***** Records shown *****
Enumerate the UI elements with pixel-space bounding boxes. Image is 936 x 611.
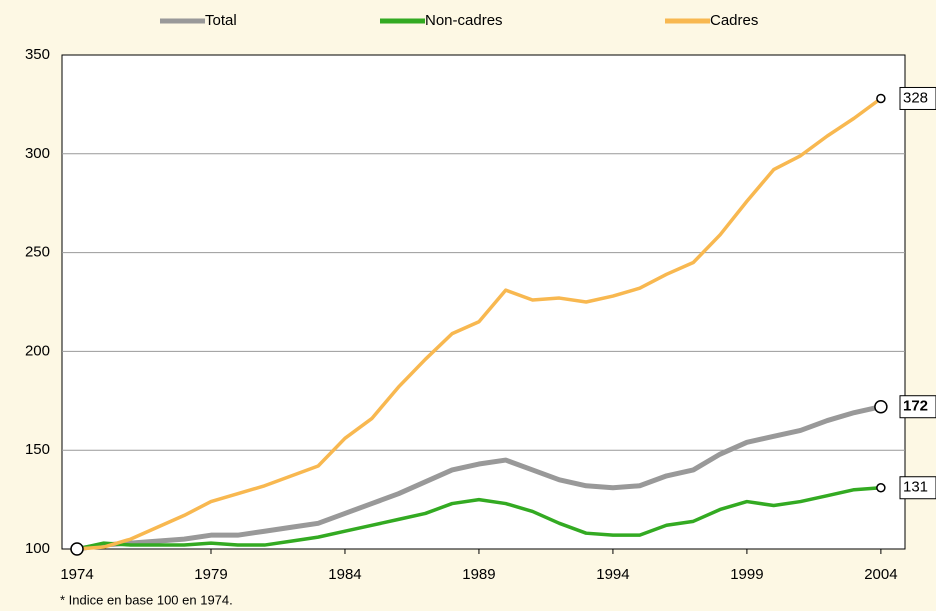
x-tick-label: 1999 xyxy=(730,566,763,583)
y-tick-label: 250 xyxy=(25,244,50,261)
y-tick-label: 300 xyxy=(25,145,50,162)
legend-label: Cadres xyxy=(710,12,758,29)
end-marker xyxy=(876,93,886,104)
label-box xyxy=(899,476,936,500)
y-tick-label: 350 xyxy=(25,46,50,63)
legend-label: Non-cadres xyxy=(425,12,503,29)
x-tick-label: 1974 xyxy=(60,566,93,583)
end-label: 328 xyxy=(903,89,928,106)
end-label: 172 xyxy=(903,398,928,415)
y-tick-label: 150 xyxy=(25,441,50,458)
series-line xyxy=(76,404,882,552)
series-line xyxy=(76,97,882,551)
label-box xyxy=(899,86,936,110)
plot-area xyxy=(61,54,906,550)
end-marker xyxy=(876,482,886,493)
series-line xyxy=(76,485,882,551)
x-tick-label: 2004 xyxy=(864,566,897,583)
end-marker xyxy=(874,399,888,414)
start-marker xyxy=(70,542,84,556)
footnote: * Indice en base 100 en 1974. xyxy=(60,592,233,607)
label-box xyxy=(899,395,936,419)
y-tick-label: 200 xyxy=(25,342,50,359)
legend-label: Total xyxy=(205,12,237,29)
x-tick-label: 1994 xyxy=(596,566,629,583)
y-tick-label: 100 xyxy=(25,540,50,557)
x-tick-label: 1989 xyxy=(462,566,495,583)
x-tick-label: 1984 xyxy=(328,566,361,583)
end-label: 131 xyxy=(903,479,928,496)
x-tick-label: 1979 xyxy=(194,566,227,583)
*****
***** Records shown *****
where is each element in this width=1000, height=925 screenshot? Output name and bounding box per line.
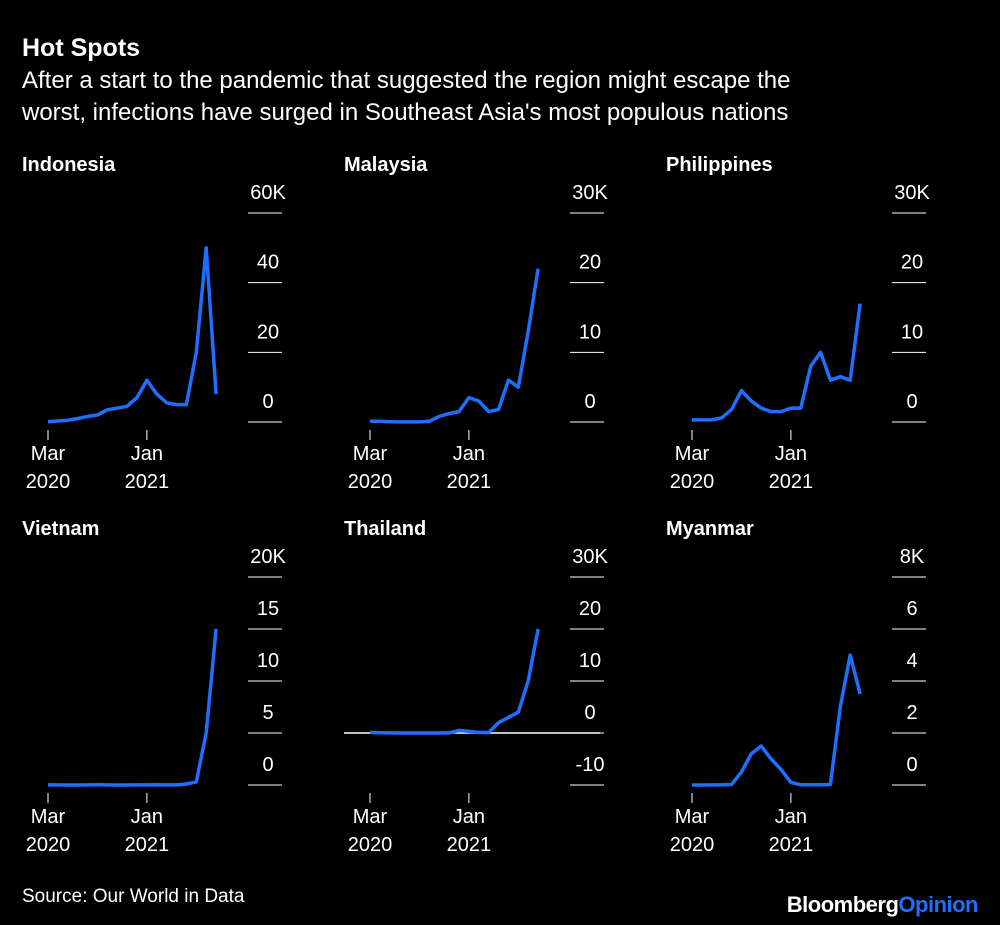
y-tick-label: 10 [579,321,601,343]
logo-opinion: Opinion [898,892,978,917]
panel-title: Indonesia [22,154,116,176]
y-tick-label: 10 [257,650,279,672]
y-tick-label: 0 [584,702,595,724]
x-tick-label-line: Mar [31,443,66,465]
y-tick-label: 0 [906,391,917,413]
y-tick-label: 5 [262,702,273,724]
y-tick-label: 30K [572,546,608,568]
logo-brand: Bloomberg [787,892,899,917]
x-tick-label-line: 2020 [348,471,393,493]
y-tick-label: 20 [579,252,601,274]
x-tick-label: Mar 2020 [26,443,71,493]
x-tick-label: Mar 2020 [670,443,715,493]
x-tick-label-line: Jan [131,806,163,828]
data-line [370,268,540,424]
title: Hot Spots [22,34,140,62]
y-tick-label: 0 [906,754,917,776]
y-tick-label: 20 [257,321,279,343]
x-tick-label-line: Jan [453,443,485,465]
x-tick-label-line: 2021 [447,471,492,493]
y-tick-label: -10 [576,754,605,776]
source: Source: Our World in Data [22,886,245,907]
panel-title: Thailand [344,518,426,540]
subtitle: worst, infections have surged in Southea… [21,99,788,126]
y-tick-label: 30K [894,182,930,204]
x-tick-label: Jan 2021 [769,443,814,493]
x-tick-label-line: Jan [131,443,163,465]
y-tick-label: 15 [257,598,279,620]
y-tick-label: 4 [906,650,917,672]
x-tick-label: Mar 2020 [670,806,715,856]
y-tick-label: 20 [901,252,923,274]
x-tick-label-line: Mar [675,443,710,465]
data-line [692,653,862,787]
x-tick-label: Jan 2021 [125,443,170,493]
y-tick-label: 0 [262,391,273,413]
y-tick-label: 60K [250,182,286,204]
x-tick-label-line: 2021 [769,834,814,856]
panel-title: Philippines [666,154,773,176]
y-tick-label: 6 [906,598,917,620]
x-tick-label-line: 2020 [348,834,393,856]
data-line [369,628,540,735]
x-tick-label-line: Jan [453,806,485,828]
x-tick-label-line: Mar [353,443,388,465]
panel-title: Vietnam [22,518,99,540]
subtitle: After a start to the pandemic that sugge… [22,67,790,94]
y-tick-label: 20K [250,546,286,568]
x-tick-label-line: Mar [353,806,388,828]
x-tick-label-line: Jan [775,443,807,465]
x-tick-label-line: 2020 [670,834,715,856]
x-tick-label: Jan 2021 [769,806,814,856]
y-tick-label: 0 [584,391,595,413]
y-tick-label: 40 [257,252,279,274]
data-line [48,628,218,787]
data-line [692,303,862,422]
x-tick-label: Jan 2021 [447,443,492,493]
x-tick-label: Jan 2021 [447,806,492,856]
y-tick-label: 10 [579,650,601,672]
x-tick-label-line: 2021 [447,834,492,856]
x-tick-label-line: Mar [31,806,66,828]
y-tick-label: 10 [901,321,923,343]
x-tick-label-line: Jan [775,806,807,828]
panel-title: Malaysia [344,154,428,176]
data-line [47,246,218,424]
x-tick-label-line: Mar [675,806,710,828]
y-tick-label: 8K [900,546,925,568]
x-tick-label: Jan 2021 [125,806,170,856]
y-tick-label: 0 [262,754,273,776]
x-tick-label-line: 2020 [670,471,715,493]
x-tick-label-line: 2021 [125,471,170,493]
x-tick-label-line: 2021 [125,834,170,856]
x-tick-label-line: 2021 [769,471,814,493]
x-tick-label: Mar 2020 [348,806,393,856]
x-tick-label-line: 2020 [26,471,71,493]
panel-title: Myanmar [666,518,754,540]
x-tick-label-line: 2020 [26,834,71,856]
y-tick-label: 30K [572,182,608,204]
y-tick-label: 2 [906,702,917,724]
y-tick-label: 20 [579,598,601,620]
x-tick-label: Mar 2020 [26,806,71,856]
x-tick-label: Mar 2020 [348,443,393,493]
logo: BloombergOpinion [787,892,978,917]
*****
***** Records shown *****
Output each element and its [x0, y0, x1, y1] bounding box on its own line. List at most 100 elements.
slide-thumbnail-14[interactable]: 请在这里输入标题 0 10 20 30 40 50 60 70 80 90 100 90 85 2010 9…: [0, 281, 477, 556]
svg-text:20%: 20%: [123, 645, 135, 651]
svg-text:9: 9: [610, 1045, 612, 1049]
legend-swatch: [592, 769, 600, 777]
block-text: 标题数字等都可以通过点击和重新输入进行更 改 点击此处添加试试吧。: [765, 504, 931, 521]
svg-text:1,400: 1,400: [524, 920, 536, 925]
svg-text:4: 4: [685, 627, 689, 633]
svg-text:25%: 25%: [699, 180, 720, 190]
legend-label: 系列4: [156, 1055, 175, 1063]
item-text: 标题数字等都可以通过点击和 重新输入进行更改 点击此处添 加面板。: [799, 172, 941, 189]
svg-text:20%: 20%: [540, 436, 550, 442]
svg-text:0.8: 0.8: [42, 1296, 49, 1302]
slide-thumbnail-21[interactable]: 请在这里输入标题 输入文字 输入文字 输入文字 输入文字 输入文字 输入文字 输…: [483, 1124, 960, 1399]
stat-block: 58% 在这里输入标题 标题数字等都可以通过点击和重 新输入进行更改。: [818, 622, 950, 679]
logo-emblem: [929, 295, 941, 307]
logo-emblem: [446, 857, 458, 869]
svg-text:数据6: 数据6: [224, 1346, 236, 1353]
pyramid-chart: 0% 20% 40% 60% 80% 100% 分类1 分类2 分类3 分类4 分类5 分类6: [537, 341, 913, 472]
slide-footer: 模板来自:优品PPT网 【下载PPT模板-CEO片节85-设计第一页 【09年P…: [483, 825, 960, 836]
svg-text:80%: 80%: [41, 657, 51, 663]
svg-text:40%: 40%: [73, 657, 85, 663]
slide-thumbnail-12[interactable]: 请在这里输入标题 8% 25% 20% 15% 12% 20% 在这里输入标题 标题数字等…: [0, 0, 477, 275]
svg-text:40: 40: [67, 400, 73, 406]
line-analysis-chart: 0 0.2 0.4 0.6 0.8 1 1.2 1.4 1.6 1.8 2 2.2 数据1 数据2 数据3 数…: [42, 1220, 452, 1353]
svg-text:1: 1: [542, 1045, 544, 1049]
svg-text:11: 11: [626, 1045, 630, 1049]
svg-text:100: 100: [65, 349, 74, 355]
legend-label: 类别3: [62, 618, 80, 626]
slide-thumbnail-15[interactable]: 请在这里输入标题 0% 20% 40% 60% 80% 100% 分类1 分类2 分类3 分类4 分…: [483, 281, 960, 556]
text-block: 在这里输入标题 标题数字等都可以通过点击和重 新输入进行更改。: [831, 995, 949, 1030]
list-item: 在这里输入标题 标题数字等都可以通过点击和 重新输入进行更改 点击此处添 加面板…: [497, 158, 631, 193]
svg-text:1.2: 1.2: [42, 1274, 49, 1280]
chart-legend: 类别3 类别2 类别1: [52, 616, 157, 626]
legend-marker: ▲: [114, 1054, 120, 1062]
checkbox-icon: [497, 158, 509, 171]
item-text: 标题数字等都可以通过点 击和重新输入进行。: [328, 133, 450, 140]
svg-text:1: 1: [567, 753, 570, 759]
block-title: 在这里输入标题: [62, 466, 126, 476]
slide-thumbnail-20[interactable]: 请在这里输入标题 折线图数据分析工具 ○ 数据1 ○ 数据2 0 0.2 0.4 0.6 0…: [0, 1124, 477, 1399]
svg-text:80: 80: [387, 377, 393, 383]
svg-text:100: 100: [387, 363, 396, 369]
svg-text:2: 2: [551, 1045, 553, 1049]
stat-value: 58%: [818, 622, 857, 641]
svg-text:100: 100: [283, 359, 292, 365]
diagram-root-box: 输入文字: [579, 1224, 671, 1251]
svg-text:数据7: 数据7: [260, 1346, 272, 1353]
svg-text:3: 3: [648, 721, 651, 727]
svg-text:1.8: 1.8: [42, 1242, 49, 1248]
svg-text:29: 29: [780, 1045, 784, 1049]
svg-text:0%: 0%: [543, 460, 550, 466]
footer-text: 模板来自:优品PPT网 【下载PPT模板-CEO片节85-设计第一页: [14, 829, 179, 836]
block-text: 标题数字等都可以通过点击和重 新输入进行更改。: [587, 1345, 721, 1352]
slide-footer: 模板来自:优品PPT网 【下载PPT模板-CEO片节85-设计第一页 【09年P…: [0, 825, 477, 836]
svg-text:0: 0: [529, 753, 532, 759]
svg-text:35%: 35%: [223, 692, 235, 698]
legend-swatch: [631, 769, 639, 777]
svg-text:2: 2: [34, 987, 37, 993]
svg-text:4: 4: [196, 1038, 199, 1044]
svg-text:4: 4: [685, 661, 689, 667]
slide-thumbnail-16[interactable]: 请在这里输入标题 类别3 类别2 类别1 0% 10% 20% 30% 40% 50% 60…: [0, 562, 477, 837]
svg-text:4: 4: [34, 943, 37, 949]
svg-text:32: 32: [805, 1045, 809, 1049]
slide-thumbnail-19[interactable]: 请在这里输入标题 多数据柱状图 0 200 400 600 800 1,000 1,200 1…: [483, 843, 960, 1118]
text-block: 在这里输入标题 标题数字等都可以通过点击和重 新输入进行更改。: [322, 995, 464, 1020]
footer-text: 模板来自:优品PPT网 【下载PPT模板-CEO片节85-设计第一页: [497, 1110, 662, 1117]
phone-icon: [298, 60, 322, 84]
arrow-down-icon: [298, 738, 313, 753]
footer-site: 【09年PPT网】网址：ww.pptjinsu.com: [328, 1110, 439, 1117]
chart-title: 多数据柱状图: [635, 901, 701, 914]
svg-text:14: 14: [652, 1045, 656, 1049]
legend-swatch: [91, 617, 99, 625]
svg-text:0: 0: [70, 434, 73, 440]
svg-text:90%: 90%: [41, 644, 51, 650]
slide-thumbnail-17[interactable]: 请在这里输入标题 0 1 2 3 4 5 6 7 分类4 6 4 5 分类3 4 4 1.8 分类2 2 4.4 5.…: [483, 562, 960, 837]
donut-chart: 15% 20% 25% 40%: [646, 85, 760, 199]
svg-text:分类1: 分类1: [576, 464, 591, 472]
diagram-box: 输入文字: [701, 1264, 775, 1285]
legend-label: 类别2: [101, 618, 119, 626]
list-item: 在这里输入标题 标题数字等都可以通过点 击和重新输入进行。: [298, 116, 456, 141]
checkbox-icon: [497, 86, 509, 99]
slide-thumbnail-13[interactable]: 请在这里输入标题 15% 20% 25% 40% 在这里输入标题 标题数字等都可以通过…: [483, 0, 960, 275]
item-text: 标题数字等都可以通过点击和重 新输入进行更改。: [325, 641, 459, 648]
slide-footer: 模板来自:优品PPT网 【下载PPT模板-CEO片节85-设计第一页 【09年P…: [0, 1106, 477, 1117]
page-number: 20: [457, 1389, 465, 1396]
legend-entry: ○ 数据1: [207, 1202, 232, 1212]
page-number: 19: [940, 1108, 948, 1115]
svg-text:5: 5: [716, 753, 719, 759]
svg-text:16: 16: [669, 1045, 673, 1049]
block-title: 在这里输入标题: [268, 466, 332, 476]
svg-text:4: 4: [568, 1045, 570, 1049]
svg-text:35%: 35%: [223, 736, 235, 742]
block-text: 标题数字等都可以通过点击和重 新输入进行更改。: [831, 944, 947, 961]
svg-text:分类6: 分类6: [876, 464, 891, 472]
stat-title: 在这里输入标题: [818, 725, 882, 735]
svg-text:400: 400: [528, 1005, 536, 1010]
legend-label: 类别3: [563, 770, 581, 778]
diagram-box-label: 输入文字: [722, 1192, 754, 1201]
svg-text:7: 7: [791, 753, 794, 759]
*****
Written request: Please quote the items from the line with "y-tick-label: 10 [579,321,601,343]" up to and including the line with "y-tick-label: -10 [576,754,605,776]", repeating each line exactly.

Written answer:
y-tick-label: 10 [579,321,601,343]
logo-opinion: Opinion [898,892,978,917]
panel-title: Indonesia [22,154,116,176]
y-tick-label: 10 [257,650,279,672]
y-tick-label: 0 [584,702,595,724]
x-tick-label-line: Mar [31,443,66,465]
y-tick-label: 0 [906,391,917,413]
y-tick-label: 5 [262,702,273,724]
y-tick-label: 30K [572,546,608,568]
logo-brand: Bloomberg [787,892,899,917]
x-tick-label-line: 2020 [348,471,393,493]
y-tick-label: 20 [579,252,601,274]
x-tick-label: Mar 2020 [26,443,71,493]
x-tick-label: Mar 2020 [670,443,715,493]
x-tick-label-line: Jan [131,806,163,828]
data-line [370,268,540,424]
title: Hot Spots [22,34,140,62]
y-tick-label: 0 [906,754,917,776]
y-tick-label: 20 [257,321,279,343]
x-tick-label-line: Jan [453,443,485,465]
x-tick-label-line: 2021 [447,471,492,493]
y-tick-label: -10 [576,754,605,776]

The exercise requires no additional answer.